→ **Source material**
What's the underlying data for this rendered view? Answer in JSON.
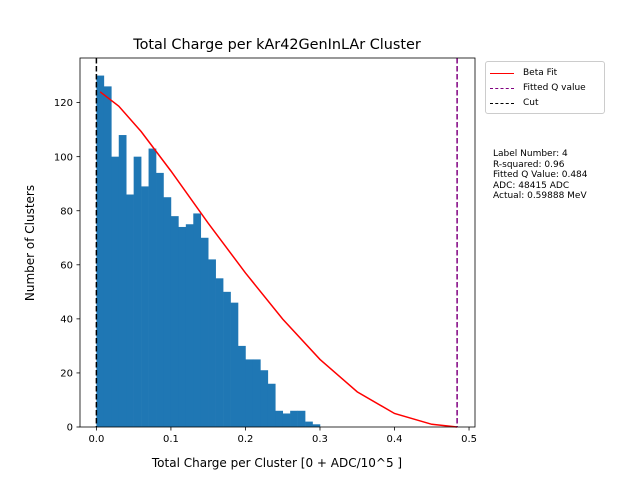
{
  "chart_data": {
    "type": "bar",
    "title": "Total Charge per kAr42GenInLAr Cluster",
    "xlabel": "Total Charge per Cluster [0 + ADC/10^5 ]",
    "ylabel": "Number of Clusters",
    "xlim": [
      -0.022,
      0.508
    ],
    "ylim": [
      0,
      136.5
    ],
    "xticks": [
      0.0,
      0.1,
      0.2,
      0.3,
      0.4,
      0.5
    ],
    "xtick_labels": [
      "0.0",
      "0.1",
      "0.2",
      "0.3",
      "0.4",
      "0.5"
    ],
    "yticks": [
      0,
      20,
      40,
      60,
      80,
      100,
      120
    ],
    "ytick_labels": [
      "0",
      "20",
      "40",
      "60",
      "80",
      "100",
      "120"
    ],
    "grid": false,
    "legend_position": "outside-top-right",
    "histogram": {
      "bin_start": 0.0,
      "bin_width": 0.01,
      "counts": [
        130,
        126,
        100,
        108,
        86,
        100,
        89,
        103,
        94,
        85,
        78,
        74,
        75,
        79,
        70,
        62,
        55,
        50,
        46,
        30,
        25,
        25,
        21,
        16,
        6,
        5,
        6,
        6,
        2,
        1
      ],
      "color": "#1f77b4"
    },
    "series": [
      {
        "name": "Beta Fit",
        "type": "line",
        "color": "#ff0000",
        "x": [
          0.005,
          0.03,
          0.06,
          0.1,
          0.15,
          0.2,
          0.25,
          0.3,
          0.35,
          0.4,
          0.45,
          0.484
        ],
        "y": [
          124,
          118.7,
          109.3,
          94.7,
          75.4,
          57,
          39.9,
          25,
          13,
          5,
          1,
          0
        ]
      }
    ],
    "vlines": [
      {
        "name": "Fitted Q value",
        "x": 0.484,
        "color": "#800080",
        "style": "dashed"
      },
      {
        "name": "Cut",
        "x": 0.0,
        "color": "#000000",
        "style": "dashed"
      }
    ],
    "legend": [
      {
        "label": "Beta Fit",
        "color": "#ff0000",
        "style": "solid"
      },
      {
        "label": "Fitted Q value",
        "color": "#800080",
        "style": "dashed"
      },
      {
        "label": "Cut",
        "color": "#000000",
        "style": "dashed"
      }
    ],
    "annotations": [
      "Label Number: 4",
      "R-squared: 0.96",
      "Fitted Q Value: 0.484",
      "ADC: 48415 ADC",
      "Actual: 0.59888 MeV"
    ]
  }
}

→ **What you need to do**
Gather and return every line that holds the string "Fitted".

→ **Written answer**
        "name": "Fitted Q value",
        "label": "Fitted Q value",
      "Fitted Q Value: 0.484",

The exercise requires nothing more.